:: GIVEN INSTRUCTION ::
Print out the entries below with no edits.

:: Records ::
* Start *

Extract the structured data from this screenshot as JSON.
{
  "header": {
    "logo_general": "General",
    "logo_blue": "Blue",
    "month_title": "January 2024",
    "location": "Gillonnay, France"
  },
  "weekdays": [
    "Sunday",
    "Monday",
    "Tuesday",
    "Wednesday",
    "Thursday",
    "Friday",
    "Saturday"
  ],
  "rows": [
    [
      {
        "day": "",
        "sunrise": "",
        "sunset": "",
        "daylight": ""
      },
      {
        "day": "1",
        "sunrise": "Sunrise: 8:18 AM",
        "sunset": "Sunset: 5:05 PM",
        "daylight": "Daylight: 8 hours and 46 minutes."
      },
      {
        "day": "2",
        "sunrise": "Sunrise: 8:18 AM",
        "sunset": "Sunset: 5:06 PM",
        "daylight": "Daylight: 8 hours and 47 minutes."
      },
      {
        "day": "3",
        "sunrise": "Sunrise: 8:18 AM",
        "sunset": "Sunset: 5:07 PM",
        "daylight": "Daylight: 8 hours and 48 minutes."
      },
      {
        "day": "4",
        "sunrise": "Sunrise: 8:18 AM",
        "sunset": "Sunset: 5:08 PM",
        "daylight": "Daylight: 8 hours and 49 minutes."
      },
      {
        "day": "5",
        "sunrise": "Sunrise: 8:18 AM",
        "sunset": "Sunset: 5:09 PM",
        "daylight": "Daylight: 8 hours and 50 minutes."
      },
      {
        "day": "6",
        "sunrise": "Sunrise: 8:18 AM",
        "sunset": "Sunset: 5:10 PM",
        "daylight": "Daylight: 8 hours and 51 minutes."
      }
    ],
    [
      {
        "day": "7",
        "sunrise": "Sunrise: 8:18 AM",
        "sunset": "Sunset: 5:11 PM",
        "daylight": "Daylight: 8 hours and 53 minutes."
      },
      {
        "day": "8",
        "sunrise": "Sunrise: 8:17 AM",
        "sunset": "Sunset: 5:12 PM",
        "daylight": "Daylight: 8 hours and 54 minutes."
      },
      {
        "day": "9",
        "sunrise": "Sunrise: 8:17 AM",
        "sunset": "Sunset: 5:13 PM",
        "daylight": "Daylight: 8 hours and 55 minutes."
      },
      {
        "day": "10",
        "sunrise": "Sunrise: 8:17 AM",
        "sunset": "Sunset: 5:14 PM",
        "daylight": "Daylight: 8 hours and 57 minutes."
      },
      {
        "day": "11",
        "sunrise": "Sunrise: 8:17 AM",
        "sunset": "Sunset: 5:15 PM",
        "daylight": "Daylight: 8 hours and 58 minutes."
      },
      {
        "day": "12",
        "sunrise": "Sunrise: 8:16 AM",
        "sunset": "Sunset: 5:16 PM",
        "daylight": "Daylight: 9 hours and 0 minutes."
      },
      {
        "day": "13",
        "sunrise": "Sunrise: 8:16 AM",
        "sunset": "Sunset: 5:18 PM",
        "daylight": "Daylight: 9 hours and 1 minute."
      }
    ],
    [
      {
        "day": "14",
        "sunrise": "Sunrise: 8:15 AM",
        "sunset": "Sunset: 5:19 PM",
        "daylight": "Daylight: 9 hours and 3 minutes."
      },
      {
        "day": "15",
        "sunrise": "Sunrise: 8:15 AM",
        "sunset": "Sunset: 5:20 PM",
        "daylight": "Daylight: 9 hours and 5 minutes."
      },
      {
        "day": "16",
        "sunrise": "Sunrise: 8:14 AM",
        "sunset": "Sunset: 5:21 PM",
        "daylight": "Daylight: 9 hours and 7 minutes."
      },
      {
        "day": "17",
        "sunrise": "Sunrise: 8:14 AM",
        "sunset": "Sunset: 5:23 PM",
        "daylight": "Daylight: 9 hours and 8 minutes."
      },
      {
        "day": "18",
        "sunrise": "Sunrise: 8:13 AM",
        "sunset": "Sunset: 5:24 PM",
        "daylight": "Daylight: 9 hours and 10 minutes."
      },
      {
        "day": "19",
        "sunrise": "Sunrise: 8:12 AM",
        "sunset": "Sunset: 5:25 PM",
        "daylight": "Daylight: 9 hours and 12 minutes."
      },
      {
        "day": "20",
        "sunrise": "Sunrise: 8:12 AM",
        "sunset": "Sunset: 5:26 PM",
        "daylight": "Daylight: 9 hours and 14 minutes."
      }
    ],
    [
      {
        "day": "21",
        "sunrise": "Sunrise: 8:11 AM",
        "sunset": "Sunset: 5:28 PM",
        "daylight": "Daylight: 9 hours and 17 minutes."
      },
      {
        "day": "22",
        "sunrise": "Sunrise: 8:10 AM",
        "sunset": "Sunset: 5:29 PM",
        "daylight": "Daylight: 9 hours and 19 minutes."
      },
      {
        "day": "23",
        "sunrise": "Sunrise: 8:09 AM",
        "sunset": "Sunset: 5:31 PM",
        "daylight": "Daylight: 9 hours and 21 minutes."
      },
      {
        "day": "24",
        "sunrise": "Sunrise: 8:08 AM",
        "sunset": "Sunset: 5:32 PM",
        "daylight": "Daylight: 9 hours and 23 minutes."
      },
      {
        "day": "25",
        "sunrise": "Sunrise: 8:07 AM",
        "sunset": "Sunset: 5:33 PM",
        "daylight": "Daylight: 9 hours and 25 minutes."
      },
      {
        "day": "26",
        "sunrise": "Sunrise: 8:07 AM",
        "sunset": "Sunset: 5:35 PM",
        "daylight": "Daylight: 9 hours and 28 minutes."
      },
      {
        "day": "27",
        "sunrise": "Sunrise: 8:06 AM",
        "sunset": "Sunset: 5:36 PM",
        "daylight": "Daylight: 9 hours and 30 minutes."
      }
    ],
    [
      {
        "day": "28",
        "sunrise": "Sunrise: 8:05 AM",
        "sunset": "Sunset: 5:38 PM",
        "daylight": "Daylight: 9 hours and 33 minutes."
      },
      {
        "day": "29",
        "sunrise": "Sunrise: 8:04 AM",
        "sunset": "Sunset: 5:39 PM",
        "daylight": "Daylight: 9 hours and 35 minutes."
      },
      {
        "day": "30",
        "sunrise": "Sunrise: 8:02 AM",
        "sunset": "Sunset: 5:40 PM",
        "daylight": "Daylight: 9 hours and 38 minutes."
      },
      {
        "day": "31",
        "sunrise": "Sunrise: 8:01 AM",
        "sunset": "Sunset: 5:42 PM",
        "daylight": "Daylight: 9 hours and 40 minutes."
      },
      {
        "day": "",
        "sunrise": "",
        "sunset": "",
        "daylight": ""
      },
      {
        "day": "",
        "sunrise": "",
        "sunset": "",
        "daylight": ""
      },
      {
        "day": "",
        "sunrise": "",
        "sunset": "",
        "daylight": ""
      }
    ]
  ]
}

* End *

:: SOLUTION TO THE EXERCISE ::
Extract the structured data from this screenshot as JSON.
{
  "header": {
    "logo_general": "General",
    "logo_blue": "Blue",
    "month_title": "January 2024",
    "location": "Gillonnay, France"
  },
  "weekdays": [
    "Sunday",
    "Monday",
    "Tuesday",
    "Wednesday",
    "Thursday",
    "Friday",
    "Saturday"
  ],
  "rows": [
    [
      {
        "day": "",
        "sunrise": "",
        "sunset": "",
        "daylight": ""
      },
      {
        "day": "1",
        "sunrise": "Sunrise: 8:18 AM",
        "sunset": "Sunset: 5:05 PM",
        "daylight": "Daylight: 8 hours and 46 minutes."
      },
      {
        "day": "2",
        "sunrise": "Sunrise: 8:18 AM",
        "sunset": "Sunset: 5:06 PM",
        "daylight": "Daylight: 8 hours and 47 minutes."
      },
      {
        "day": "3",
        "sunrise": "Sunrise: 8:18 AM",
        "sunset": "Sunset: 5:07 PM",
        "daylight": "Daylight: 8 hours and 48 minutes."
      },
      {
        "day": "4",
        "sunrise": "Sunrise: 8:18 AM",
        "sunset": "Sunset: 5:08 PM",
        "daylight": "Daylight: 8 hours and 49 minutes."
      },
      {
        "day": "5",
        "sunrise": "Sunrise: 8:18 AM",
        "sunset": "Sunset: 5:09 PM",
        "daylight": "Daylight: 8 hours and 50 minutes."
      },
      {
        "day": "6",
        "sunrise": "Sunrise: 8:18 AM",
        "sunset": "Sunset: 5:10 PM",
        "daylight": "Daylight: 8 hours and 51 minutes."
      }
    ],
    [
      {
        "day": "7",
        "sunrise": "Sunrise: 8:18 AM",
        "sunset": "Sunset: 5:11 PM",
        "daylight": "Daylight: 8 hours and 53 minutes."
      },
      {
        "day": "8",
        "sunrise": "Sunrise: 8:17 AM",
        "sunset": "Sunset: 5:12 PM",
        "daylight": "Daylight: 8 hours and 54 minutes."
      },
      {
        "day": "9",
        "sunrise": "Sunrise: 8:17 AM",
        "sunset": "Sunset: 5:13 PM",
        "daylight": "Daylight: 8 hours and 55 minutes."
      },
      {
        "day": "10",
        "sunrise": "Sunrise: 8:17 AM",
        "sunset": "Sunset: 5:14 PM",
        "daylight": "Daylight: 8 hours and 57 minutes."
      },
      {
        "day": "11",
        "sunrise": "Sunrise: 8:17 AM",
        "sunset": "Sunset: 5:15 PM",
        "daylight": "Daylight: 8 hours and 58 minutes."
      },
      {
        "day": "12",
        "sunrise": "Sunrise: 8:16 AM",
        "sunset": "Sunset: 5:16 PM",
        "daylight": "Daylight: 9 hours and 0 minutes."
      },
      {
        "day": "13",
        "sunrise": "Sunrise: 8:16 AM",
        "sunset": "Sunset: 5:18 PM",
        "daylight": "Daylight: 9 hours and 1 minute."
      }
    ],
    [
      {
        "day": "14",
        "sunrise": "Sunrise: 8:15 AM",
        "sunset": "Sunset: 5:19 PM",
        "daylight": "Daylight: 9 hours and 3 minutes."
      },
      {
        "day": "15",
        "sunrise": "Sunrise: 8:15 AM",
        "sunset": "Sunset: 5:20 PM",
        "daylight": "Daylight: 9 hours and 5 minutes."
      },
      {
        "day": "16",
        "sunrise": "Sunrise: 8:14 AM",
        "sunset": "Sunset: 5:21 PM",
        "daylight": "Daylight: 9 hours and 7 minutes."
      },
      {
        "day": "17",
        "sunrise": "Sunrise: 8:14 AM",
        "sunset": "Sunset: 5:23 PM",
        "daylight": "Daylight: 9 hours and 8 minutes."
      },
      {
        "day": "18",
        "sunrise": "Sunrise: 8:13 AM",
        "sunset": "Sunset: 5:24 PM",
        "daylight": "Daylight: 9 hours and 10 minutes."
      },
      {
        "day": "19",
        "sunrise": "Sunrise: 8:12 AM",
        "sunset": "Sunset: 5:25 PM",
        "daylight": "Daylight: 9 hours and 12 minutes."
      },
      {
        "day": "20",
        "sunrise": "Sunrise: 8:12 AM",
        "sunset": "Sunset: 5:26 PM",
        "daylight": "Daylight: 9 hours and 14 minutes."
      }
    ],
    [
      {
        "day": "21",
        "sunrise": "Sunrise: 8:11 AM",
        "sunset": "Sunset: 5:28 PM",
        "daylight": "Daylight: 9 hours and 17 minutes."
      },
      {
        "day": "22",
        "sunrise": "Sunrise: 8:10 AM",
        "sunset": "Sunset: 5:29 PM",
        "daylight": "Daylight: 9 hours and 19 minutes."
      },
      {
        "day": "23",
        "sunrise": "Sunrise: 8:09 AM",
        "sunset": "Sunset: 5:31 PM",
        "daylight": "Daylight: 9 hours and 21 minutes."
      },
      {
        "day": "24",
        "sunrise": "Sunrise: 8:08 AM",
        "sunset": "Sunset: 5:32 PM",
        "daylight": "Daylight: 9 hours and 23 minutes."
      },
      {
        "day": "25",
        "sunrise": "Sunrise: 8:07 AM",
        "sunset": "Sunset: 5:33 PM",
        "daylight": "Daylight: 9 hours and 25 minutes."
      },
      {
        "day": "26",
        "sunrise": "Sunrise: 8:07 AM",
        "sunset": "Sunset: 5:35 PM",
        "daylight": "Daylight: 9 hours and 28 minutes."
      },
      {
        "day": "27",
        "sunrise": "Sunrise: 8:06 AM",
        "sunset": "Sunset: 5:36 PM",
        "daylight": "Daylight: 9 hours and 30 minutes."
      }
    ],
    [
      {
        "day": "28",
        "sunrise": "Sunrise: 8:05 AM",
        "sunset": "Sunset: 5:38 PM",
        "daylight": "Daylight: 9 hours and 33 minutes."
      },
      {
        "day": "29",
        "sunrise": "Sunrise: 8:04 AM",
        "sunset": "Sunset: 5:39 PM",
        "daylight": "Daylight: 9 hours and 35 minutes."
      },
      {
        "day": "30",
        "sunrise": "Sunrise: 8:02 AM",
        "sunset": "Sunset: 5:40 PM",
        "daylight": "Daylight: 9 hours and 38 minutes."
      },
      {
        "day": "31",
        "sunrise": "Sunrise: 8:01 AM",
        "sunset": "Sunset: 5:42 PM",
        "daylight": "Daylight: 9 hours and 40 minutes."
      },
      {
        "day": "",
        "sunrise": "",
        "sunset": "",
        "daylight": ""
      },
      {
        "day": "",
        "sunrise": "",
        "sunset": "",
        "daylight": ""
      },
      {
        "day": "",
        "sunrise": "",
        "sunset": "",
        "daylight": ""
      }
    ]
  ]
}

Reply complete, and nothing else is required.